[Start]

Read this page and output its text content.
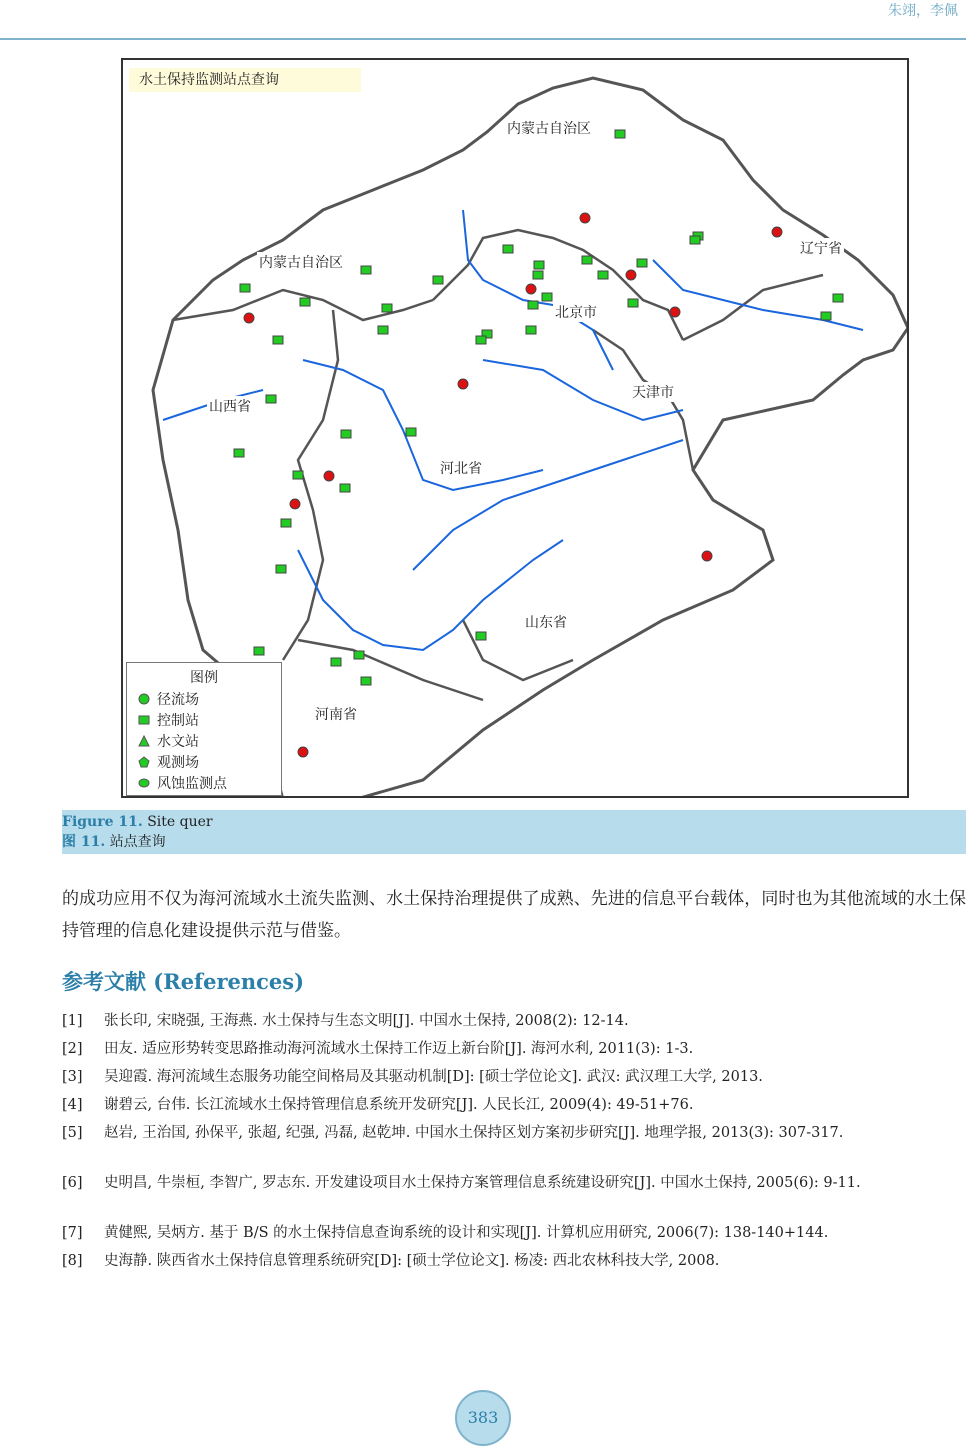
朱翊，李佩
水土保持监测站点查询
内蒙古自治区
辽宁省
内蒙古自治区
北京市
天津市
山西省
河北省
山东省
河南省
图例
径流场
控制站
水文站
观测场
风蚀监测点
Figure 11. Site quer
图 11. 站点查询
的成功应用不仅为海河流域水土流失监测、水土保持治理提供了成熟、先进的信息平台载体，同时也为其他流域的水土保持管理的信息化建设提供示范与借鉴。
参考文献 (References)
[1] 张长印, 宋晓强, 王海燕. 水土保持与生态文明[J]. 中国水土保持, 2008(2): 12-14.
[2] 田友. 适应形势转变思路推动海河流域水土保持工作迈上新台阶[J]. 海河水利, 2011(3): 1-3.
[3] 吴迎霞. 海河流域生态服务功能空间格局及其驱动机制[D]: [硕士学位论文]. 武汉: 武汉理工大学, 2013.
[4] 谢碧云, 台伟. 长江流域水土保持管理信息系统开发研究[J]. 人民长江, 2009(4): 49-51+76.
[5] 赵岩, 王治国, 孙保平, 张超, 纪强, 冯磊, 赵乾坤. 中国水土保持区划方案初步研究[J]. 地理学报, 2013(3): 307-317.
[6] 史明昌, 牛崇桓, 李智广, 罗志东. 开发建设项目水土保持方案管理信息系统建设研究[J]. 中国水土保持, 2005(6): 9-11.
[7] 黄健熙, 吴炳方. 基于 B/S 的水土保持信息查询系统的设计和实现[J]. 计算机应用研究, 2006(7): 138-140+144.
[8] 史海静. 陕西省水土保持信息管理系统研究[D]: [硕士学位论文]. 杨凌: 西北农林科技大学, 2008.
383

[End]

Exercise details
Write the entries above out in full, exactly, with no images.

Final result
Read this page and output its text content.
朱翊，李佩
水土保持监测站点查询
内蒙古自治区
辽宁省
内蒙古自治区
北京市
天津市
山西省
河北省
山东省
河南省
图例
径流场
控制站
水文站
观测场
风蚀监测点
Figure 11. Site quer
图 11. 站点查询
的成功应用不仅为海河流域水土流失监测、水土保持治理提供了成熟、先进的信息平台载体，同时也为其他流域的水土保持管理的信息化建设提供示范与借鉴。
参考文献 (References)
[1] 张长印, 宋晓强, 王海燕. 水土保持与生态文明[J]. 中国水土保持, 2008(2): 12-14.
[2] 田友. 适应形势转变思路推动海河流域水土保持工作迈上新台阶[J]. 海河水利, 2011(3): 1-3.
[3] 吴迎霞. 海河流域生态服务功能空间格局及其驱动机制[D]: [硕士学位论文]. 武汉: 武汉理工大学, 2013.
[4] 谢碧云, 台伟. 长江流域水土保持管理信息系统开发研究[J]. 人民长江, 2009(4): 49-51+76.
[5] 赵岩, 王治国, 孙保平, 张超, 纪强, 冯磊, 赵乾坤. 中国水土保持区划方案初步研究[J]. 地理学报, 2013(3): 307-317.
[6] 史明昌, 牛崇桓, 李智广, 罗志东. 开发建设项目水土保持方案管理信息系统建设研究[J]. 中国水土保持, 2005(6): 9-11.
[7] 黄健熙, 吴炳方. 基于 B/S 的水土保持信息查询系统的设计和实现[J]. 计算机应用研究, 2006(7): 138-140+144.
[8] 史海静. 陕西省水土保持信息管理系统研究[D]: [硕士学位论文]. 杨凌: 西北农林科技大学, 2008.
383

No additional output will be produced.